Gary Paul Nabhan takes the reader on a vivid and far-ranging journey across time and space in this fascinating look at the relationship between the spice trade and culinary imperialism. Drawing on his own family’s history as spice traders, as well as travel narratives, historical accounts, and his expertise as an ethnobotanist, Nabhan describes the critical roles that Semitic peoples and desert floras had in setting the stage for globalized spice trade.

Traveling along four prominent trade routes—the Silk Road, the Frankincense Trail, the Spice Route, and the Camino Real (for chiles and chocolate)—Nabhan follows the caravans of itinerant spice merchants from the frankincense-gathering grounds and ancient harbors of the Arabian Peninsula to the port of Zayton on the China Sea to Santa Fe in the southwest United States. His stories, recipes, and linguistic analyses of cultural diffusion routes reveal the extent to which aromatics such as cumin, cinnamon, saffron, and peppers became adopted worldwide as signature ingredients of diverse cuisines. Cumin, Camels, and Caravans demonstrates that two particular desert cultures often depicted in constant conflict—Arabs and Jews—have spent much of their history collaborating in the spice trade and suggests how a more virtuous multicultural globalized society may be achieved in the future.

INFORMATION PROVIDED ::
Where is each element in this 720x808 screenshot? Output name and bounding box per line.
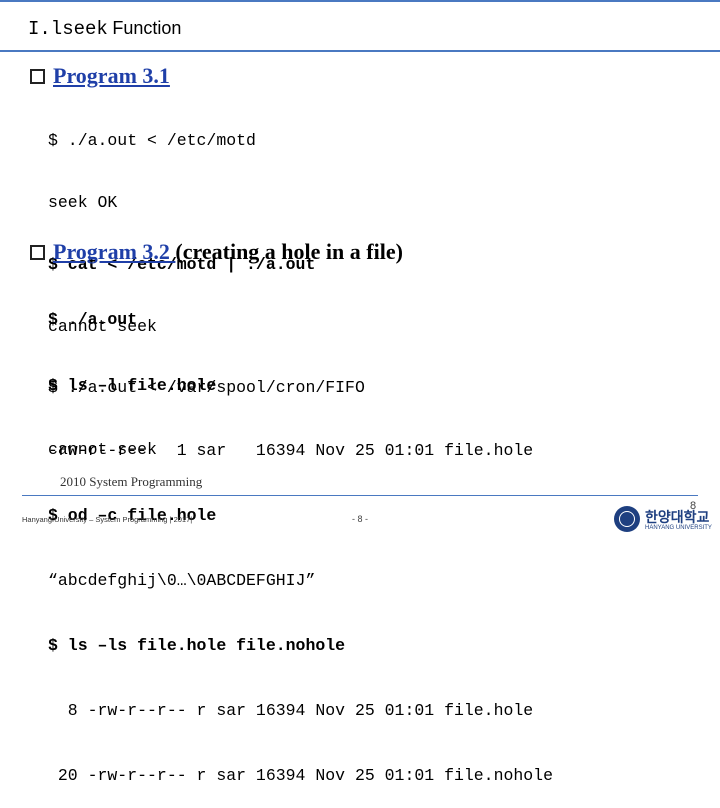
...
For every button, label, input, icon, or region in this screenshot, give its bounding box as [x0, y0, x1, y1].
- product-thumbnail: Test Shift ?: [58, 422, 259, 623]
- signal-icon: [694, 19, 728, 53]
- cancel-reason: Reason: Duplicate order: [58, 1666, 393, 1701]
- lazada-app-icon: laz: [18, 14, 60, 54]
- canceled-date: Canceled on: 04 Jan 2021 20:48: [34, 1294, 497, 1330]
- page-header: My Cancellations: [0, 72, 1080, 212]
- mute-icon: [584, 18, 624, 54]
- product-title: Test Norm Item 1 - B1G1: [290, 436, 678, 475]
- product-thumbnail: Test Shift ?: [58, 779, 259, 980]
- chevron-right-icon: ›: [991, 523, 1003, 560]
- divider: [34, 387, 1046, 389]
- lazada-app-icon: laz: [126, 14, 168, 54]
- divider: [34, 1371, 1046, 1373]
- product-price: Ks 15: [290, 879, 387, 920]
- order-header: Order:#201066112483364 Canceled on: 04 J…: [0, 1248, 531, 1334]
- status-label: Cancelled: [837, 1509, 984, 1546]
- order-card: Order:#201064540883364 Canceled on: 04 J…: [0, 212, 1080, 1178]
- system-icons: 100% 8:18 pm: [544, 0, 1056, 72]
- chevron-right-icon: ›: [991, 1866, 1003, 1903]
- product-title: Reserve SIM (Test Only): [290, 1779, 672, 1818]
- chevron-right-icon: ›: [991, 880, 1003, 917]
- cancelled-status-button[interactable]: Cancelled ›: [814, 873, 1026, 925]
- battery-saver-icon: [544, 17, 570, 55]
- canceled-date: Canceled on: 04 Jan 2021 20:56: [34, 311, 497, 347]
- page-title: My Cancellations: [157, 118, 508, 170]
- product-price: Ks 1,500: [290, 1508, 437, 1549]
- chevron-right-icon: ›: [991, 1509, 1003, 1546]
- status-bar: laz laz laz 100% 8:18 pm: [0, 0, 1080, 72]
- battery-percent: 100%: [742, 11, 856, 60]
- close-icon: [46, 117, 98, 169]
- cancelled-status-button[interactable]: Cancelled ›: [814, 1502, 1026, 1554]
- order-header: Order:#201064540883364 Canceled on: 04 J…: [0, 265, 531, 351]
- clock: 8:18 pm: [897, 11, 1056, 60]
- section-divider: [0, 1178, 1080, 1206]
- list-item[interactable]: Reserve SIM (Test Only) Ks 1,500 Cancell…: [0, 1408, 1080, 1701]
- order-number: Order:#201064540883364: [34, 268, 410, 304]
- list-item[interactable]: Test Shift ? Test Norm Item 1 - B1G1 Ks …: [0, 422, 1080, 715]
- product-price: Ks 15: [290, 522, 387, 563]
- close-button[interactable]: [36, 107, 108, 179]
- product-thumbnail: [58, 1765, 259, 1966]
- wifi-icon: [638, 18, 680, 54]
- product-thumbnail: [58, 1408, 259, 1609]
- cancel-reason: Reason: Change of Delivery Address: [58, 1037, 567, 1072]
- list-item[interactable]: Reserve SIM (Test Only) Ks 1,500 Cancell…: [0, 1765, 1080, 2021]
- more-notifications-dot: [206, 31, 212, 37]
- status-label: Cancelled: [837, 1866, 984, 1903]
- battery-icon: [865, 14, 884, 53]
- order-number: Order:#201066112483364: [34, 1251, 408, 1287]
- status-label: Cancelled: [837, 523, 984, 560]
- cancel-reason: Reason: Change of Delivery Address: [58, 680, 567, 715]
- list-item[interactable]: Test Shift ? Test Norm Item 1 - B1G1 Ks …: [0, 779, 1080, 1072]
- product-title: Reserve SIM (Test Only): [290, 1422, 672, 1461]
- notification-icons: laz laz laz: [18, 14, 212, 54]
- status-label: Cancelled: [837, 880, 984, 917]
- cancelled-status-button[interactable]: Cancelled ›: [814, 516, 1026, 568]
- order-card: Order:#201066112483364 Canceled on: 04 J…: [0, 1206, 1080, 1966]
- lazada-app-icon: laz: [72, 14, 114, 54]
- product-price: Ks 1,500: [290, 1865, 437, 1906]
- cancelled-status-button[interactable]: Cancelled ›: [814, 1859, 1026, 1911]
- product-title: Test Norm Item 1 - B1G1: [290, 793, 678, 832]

EXERCISE TASKS ::
1. In the book description, what sources does Nabhan draw on to describe the roles of Semitic peoples and desert floras in the spice trade? Answer in one to three sentences.
2. Answer from the book description, one line each:
(a) What is Nabhan's field of expertise?
(b) What port on the China Sea do the caravans reach?
(c) Which two desert cultures does the book show working together in the spice trade?
3. Resume the book description on the spice trade after its last sentence.

SET OF ANSWERS ::
1. Nabhan draws on his own family's history as spice traders. He also uses travel narratives, historical accounts, and his expertise as an ethnobotanist.

2.
(a) Ethnobotany; he is an ethnobotanist.
(b) Zayton.
(c) Arabs and Jews.

3.
 

About the Author

Gary Paul Nabhan is an Ecumenical Franciscan Brother, MacArthur "genius" award winner, and ethnobotanist of Arab-American descent. His food and farming books include Food from the Radical Center, Where Our Food Comes From, and the forthcoming Jesus for Farmers and Fishers.

Table of Contents

List of Illustrations
List of Recipes
List of Spice Boxes

Introduction: The Origin of “Species”
1. Aromas Emanating from the Driest of Places
2. Caravans Leaving Arabia Felix
3. Uncovering Hidden Outposts in the Desert
4. Omanis Rocking the Cradle of Civilization
5. Mecca and the Migrations of Muslim and Jewish Traders
6. Merging the Spice Routes with the Silk Roads
7. The Flourishing of Cross-Cultural Collaboration in Iberia 
8. The Crumbling of Convivencia and the Rise of Transnational Guilds
9. Building Bridges between Continents and Cultures
10. Navigating the Maritime Silk Roads from China to Africa
11. Vasco da Gama Mastering the Game of Globalization
12. Crossing the Drawbridge over the Eastern Ocean

Epilogue: Culinary Imperialism and Its Alternatives
Acknowledgments
Notes
Index

Reviews

"Richly embroidered with detail, Cumin, Camels, and Caravans by scholar Gary Paul Nabhan is part history, part geography, part cookbook, and part travel memoir. . . . Interspersed with recipes from various stops on historical spice routes, Nabhan discusses the botany, linguistic history, and trade history of each substance, but far from being dry accounts, they bring the wonder of many ingredients we now view as commonplace into focus; Nabhan's painstaking research has not eclipsed an evident natural knack for storytelling."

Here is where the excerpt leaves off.